— BEGIN —

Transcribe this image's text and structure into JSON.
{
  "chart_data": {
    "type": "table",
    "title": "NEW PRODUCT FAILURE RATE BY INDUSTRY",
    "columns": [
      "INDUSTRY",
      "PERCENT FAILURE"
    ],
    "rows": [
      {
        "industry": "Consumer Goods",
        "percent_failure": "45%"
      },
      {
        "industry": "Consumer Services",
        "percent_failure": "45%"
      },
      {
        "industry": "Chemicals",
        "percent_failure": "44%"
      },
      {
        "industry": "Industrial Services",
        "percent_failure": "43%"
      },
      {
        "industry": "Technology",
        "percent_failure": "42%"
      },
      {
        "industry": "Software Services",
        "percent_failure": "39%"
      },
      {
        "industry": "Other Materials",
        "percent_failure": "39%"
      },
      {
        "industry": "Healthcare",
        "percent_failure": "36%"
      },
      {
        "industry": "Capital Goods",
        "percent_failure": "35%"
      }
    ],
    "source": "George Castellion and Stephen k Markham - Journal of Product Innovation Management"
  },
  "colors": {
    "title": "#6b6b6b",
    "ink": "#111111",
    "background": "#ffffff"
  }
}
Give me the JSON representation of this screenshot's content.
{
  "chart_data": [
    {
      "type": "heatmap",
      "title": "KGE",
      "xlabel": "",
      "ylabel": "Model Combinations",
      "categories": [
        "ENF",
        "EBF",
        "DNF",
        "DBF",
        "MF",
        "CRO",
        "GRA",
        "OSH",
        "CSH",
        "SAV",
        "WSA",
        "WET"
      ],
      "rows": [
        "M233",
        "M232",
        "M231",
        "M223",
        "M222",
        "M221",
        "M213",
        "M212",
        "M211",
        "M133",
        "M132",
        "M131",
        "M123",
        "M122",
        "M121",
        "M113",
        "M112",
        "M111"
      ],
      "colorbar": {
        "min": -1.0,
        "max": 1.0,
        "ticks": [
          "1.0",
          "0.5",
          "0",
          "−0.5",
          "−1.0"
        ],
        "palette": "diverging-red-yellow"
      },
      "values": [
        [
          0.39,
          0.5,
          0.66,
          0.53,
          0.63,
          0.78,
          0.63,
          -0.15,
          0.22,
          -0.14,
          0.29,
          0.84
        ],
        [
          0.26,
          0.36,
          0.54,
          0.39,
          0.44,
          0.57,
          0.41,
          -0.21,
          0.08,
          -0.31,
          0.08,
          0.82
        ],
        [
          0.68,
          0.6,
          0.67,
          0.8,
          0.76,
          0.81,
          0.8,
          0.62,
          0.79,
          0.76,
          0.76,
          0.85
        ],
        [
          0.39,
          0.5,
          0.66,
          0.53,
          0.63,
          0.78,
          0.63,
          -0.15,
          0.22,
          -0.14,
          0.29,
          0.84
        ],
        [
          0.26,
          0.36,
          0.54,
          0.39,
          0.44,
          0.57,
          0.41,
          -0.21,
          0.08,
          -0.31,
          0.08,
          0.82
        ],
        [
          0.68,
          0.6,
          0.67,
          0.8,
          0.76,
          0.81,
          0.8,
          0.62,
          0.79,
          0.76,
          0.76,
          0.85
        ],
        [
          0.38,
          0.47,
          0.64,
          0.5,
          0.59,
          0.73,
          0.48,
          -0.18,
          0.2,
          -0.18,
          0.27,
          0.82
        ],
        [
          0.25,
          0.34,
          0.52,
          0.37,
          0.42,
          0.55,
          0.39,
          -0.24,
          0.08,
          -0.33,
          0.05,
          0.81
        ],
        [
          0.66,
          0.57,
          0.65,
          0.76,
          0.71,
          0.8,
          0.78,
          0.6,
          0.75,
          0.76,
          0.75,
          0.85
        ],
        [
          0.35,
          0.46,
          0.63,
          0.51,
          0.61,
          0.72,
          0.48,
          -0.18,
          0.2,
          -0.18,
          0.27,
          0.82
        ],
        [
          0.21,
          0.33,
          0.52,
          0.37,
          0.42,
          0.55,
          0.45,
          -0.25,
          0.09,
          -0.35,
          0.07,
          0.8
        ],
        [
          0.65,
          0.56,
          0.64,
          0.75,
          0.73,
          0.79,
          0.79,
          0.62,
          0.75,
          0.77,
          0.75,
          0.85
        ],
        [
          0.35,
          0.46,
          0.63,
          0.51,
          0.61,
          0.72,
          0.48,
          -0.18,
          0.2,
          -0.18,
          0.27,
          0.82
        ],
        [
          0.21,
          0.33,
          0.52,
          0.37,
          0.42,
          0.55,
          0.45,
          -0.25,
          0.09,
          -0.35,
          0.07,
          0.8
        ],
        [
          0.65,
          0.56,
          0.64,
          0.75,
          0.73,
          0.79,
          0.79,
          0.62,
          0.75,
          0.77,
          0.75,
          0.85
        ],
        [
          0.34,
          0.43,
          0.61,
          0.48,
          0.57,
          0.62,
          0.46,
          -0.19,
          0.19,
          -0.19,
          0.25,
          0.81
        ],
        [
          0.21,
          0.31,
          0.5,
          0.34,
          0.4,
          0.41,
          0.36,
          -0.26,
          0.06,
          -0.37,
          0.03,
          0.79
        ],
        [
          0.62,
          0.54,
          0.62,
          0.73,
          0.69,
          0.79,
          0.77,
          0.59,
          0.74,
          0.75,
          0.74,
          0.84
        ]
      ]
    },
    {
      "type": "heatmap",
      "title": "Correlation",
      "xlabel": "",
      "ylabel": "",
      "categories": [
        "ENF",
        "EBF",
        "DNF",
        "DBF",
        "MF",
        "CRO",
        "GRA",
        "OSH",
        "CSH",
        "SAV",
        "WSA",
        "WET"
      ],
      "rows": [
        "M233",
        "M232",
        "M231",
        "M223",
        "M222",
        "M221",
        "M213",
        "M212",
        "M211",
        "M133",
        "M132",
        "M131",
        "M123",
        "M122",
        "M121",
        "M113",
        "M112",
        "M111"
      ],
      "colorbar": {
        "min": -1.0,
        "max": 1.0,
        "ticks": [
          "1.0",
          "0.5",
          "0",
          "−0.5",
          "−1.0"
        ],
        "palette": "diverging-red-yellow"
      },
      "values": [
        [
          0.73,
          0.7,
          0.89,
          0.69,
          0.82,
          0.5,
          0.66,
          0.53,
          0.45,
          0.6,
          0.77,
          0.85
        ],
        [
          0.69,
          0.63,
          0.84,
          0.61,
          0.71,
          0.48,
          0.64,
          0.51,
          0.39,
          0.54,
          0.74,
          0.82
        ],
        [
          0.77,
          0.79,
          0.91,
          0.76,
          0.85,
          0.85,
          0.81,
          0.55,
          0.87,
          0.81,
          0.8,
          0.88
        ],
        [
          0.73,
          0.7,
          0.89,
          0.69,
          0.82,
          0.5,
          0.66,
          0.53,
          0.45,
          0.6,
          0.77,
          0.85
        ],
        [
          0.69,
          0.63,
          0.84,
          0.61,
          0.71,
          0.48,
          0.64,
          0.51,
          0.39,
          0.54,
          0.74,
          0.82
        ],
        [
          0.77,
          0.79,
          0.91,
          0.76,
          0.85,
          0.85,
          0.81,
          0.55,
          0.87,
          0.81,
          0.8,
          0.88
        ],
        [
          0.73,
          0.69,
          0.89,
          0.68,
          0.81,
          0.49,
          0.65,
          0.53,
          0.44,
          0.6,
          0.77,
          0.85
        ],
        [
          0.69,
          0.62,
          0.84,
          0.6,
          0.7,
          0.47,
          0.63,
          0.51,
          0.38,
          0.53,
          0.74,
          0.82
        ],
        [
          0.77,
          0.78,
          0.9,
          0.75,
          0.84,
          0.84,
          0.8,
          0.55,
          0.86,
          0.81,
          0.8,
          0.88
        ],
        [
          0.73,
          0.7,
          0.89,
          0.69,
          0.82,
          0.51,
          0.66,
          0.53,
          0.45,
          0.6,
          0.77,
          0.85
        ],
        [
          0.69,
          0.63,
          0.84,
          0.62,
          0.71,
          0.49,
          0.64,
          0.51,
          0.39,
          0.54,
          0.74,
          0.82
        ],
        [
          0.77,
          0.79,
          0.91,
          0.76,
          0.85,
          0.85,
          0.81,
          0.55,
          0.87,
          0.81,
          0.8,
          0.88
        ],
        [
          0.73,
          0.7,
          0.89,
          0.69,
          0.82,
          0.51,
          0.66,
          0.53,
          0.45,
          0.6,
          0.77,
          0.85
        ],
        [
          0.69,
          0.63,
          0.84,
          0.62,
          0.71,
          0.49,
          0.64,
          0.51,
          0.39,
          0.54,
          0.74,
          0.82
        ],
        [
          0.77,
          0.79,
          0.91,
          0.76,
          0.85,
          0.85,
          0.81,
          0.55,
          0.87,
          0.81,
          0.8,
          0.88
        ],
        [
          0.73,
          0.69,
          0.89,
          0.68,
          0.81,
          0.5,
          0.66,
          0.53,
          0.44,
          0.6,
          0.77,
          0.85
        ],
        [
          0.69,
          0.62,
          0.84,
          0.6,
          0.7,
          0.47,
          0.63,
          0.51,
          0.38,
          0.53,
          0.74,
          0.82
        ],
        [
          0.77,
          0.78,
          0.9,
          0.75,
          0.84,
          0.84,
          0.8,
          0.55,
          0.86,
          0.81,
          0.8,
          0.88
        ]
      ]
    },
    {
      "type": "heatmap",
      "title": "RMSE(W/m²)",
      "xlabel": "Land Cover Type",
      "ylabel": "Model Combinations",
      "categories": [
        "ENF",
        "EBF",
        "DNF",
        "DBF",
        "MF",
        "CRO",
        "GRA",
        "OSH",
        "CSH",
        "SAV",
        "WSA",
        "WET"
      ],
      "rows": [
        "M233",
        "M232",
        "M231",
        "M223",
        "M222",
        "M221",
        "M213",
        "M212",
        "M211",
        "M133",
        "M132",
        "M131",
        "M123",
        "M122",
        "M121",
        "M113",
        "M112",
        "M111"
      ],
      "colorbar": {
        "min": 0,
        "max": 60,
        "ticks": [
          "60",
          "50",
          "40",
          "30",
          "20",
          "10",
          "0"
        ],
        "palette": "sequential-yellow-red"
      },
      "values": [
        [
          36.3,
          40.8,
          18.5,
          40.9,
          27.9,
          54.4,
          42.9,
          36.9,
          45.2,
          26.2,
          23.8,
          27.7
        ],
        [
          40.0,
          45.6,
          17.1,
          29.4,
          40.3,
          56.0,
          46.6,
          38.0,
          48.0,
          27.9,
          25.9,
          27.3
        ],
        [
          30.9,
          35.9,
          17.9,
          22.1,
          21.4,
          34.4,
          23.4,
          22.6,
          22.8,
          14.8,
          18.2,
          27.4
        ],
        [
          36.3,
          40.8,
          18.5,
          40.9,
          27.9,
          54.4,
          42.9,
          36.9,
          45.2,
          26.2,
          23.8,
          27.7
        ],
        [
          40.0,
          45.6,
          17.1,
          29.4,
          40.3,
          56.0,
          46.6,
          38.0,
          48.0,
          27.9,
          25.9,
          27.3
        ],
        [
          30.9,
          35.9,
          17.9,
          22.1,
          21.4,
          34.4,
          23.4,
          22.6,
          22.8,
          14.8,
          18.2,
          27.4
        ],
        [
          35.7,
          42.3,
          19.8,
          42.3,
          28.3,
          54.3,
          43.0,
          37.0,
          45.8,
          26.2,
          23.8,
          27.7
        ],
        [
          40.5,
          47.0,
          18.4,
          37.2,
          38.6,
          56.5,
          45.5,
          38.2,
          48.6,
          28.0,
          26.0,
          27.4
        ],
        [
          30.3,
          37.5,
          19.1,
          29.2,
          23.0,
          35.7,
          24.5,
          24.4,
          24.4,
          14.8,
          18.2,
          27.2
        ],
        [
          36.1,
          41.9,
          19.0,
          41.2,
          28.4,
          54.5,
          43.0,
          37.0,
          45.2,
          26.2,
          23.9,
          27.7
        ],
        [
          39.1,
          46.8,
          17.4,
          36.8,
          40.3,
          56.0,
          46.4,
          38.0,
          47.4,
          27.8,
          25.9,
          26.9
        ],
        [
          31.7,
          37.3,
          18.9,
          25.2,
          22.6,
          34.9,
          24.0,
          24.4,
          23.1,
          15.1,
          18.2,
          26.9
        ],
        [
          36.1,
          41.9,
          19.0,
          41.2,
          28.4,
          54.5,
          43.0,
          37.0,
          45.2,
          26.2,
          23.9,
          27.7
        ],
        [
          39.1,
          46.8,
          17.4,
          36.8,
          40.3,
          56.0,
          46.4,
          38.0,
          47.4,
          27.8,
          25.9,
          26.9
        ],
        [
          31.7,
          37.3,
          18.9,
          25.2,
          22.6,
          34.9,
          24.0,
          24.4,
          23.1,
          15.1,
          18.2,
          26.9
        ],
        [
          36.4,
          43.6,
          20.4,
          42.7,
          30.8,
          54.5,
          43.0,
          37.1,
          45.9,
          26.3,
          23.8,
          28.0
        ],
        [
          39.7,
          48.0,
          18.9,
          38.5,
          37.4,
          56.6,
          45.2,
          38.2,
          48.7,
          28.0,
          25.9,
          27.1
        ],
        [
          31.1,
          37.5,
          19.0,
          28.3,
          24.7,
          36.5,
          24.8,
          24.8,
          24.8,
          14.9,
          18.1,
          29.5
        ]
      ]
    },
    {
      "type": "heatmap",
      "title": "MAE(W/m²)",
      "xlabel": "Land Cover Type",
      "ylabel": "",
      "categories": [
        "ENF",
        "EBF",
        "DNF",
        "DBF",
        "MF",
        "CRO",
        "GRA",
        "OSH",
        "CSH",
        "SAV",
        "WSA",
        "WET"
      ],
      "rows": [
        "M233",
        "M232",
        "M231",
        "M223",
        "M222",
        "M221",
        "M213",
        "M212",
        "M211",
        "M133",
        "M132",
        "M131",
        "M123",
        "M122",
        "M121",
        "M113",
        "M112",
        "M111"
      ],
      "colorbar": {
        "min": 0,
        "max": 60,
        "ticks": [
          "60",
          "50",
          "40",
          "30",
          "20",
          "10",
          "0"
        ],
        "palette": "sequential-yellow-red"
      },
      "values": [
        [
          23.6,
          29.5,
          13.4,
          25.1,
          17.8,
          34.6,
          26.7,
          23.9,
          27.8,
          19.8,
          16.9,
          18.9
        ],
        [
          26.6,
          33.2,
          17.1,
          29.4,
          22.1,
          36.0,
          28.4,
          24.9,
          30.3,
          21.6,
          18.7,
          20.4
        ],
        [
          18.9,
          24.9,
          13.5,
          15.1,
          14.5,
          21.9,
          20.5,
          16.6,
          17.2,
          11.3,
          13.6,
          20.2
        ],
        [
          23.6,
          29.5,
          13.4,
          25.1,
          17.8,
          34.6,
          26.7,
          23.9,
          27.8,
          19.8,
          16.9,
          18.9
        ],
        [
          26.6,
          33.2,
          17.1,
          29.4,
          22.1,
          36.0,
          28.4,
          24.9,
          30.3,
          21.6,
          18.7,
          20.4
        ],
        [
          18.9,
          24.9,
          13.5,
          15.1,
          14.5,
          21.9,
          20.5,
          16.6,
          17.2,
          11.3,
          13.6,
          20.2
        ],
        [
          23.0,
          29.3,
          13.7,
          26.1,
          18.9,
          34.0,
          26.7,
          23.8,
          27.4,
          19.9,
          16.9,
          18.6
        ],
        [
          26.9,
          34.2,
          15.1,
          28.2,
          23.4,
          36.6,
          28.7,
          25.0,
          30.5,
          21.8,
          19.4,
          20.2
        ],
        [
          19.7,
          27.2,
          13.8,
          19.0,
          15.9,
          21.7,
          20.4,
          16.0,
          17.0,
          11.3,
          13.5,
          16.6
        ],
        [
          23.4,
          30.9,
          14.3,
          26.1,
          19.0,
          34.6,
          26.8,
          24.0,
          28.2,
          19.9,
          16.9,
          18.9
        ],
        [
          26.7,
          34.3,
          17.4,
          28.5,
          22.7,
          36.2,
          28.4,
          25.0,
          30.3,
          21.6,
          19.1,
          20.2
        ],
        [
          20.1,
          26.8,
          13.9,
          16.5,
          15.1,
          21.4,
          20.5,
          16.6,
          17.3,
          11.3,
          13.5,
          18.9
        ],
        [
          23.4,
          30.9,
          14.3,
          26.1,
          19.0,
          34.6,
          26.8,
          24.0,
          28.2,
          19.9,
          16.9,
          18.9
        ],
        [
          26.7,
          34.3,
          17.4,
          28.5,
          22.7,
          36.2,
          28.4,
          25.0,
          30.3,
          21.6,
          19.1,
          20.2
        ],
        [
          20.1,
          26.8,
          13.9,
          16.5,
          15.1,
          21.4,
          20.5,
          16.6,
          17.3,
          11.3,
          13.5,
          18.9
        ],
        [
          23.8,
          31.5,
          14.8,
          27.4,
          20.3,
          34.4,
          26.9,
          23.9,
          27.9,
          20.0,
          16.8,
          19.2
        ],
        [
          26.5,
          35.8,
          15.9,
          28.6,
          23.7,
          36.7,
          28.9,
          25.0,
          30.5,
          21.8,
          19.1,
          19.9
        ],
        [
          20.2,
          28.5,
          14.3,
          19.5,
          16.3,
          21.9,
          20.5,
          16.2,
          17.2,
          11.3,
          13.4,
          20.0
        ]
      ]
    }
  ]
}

— END —

**DESCRIPTION OF THE TASK:**
Select all lines in the listing that include the word "this".

**COMPLETED TASK:**
Transcribe this image's text and structure into JSON.
Give me the JSON representation of this screenshot's content.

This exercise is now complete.